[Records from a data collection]
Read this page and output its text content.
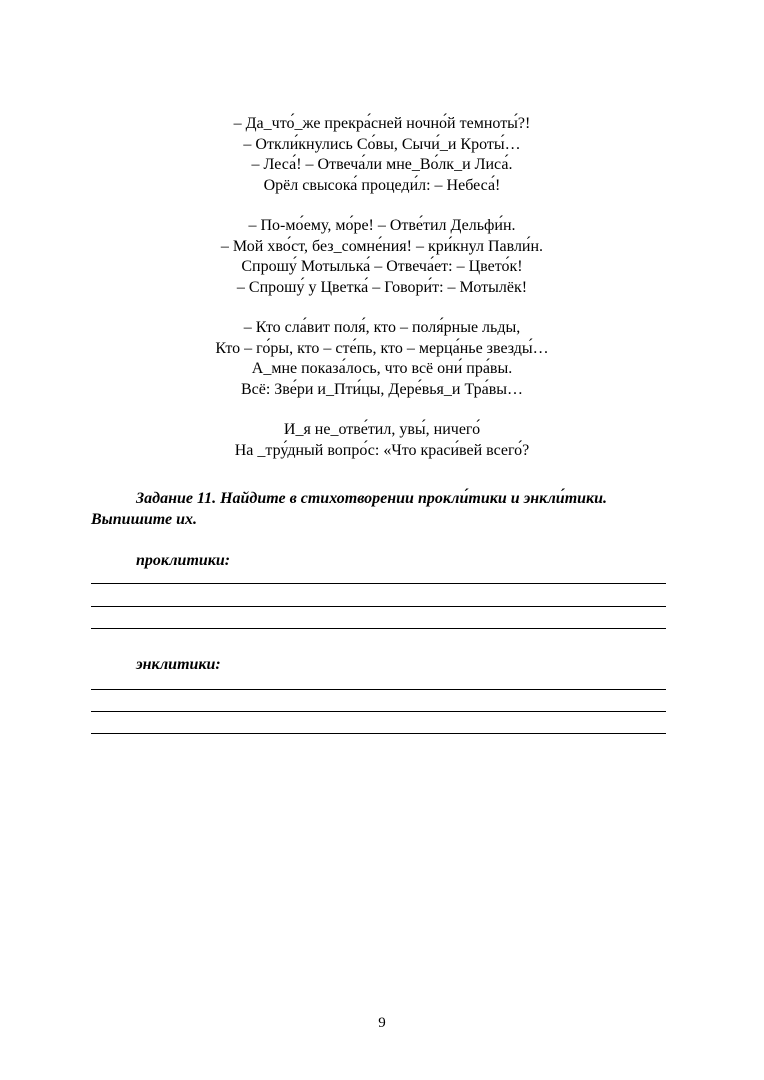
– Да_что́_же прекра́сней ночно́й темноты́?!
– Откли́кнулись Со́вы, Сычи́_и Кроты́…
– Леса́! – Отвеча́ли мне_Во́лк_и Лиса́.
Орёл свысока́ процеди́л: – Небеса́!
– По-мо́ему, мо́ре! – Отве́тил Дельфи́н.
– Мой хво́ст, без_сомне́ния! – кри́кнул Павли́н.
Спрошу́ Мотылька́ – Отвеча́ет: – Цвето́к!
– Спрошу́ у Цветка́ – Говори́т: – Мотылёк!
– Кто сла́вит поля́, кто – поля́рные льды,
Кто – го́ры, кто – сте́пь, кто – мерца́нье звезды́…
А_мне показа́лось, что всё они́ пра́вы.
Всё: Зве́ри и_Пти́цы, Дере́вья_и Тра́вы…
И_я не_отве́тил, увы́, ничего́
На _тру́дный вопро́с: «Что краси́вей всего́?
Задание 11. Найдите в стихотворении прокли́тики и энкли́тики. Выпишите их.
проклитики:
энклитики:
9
* * *
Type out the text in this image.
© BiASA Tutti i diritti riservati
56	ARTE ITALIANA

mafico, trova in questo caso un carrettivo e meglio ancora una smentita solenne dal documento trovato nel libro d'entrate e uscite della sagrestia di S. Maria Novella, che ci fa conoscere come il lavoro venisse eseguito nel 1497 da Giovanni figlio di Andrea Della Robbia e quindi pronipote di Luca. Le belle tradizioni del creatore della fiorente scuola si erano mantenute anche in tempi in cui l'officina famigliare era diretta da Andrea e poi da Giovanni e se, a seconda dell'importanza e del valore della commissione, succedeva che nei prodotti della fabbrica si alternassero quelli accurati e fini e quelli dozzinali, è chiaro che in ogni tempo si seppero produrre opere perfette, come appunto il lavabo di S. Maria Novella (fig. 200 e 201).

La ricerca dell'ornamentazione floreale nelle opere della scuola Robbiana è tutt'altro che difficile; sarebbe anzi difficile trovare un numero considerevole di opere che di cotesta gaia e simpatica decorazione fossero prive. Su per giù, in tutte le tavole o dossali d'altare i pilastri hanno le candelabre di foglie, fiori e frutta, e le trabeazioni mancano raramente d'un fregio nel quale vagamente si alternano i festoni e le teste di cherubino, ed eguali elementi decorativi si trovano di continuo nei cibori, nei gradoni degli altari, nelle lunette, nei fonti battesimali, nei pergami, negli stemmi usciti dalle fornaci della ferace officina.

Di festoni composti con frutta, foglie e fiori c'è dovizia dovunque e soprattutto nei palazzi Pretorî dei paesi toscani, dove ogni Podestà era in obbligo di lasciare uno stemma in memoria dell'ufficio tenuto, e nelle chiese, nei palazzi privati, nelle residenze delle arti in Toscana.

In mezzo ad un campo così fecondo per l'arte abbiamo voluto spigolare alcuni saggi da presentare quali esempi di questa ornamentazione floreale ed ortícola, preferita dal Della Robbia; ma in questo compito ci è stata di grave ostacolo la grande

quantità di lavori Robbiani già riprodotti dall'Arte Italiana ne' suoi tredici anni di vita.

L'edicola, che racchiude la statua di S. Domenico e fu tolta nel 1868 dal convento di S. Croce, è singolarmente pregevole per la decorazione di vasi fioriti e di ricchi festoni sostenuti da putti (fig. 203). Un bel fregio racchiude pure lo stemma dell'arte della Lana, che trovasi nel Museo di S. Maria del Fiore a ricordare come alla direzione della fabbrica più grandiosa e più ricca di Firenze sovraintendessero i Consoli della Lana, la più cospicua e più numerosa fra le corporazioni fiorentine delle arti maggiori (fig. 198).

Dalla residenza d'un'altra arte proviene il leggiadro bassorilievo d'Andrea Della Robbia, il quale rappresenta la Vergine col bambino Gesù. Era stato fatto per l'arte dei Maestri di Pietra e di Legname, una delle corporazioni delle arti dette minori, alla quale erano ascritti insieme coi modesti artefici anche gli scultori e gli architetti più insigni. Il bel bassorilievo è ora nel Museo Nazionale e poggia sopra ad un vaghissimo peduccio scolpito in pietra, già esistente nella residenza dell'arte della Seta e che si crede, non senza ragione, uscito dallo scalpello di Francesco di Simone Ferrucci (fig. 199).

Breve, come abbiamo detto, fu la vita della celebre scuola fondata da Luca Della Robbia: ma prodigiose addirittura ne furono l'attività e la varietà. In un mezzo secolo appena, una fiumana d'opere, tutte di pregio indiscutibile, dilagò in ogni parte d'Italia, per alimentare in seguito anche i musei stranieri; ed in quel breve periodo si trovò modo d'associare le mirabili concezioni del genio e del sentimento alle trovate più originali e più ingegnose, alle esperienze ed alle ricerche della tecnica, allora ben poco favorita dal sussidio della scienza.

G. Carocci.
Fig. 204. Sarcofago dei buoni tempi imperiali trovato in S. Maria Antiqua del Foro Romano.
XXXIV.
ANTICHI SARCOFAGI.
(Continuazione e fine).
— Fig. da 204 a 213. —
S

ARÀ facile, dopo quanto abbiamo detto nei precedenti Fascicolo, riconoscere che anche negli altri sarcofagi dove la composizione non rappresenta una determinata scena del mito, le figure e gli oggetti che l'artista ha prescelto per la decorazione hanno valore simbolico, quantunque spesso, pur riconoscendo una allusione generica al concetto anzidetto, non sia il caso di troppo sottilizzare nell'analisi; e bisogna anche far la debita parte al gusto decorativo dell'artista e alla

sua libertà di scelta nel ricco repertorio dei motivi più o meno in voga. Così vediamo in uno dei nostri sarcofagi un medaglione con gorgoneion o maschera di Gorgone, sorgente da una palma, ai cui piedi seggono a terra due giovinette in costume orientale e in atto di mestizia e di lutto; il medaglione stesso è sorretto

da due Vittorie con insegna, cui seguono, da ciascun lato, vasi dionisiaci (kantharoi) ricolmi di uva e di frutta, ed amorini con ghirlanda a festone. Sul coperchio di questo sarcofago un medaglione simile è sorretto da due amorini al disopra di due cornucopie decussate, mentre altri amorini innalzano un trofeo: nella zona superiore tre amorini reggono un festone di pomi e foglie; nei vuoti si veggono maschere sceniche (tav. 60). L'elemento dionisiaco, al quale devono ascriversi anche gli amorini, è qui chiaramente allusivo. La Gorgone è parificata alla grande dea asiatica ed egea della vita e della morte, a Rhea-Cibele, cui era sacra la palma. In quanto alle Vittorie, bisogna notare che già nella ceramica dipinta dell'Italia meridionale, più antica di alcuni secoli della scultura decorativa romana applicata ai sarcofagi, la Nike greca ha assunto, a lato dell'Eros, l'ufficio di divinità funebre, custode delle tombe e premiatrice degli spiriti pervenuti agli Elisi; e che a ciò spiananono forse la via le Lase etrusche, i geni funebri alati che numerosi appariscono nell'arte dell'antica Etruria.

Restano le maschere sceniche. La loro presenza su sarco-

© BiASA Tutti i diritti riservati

Aim: Pull out all lines from the entries above that include the word "Спрошу".

Response to this exercise:
Спрошу́ Мотылька́ – Отвеча́ет: – Цвето́к!
– Спрошу́ у Цветка́ – Говори́т: – Мотылёк!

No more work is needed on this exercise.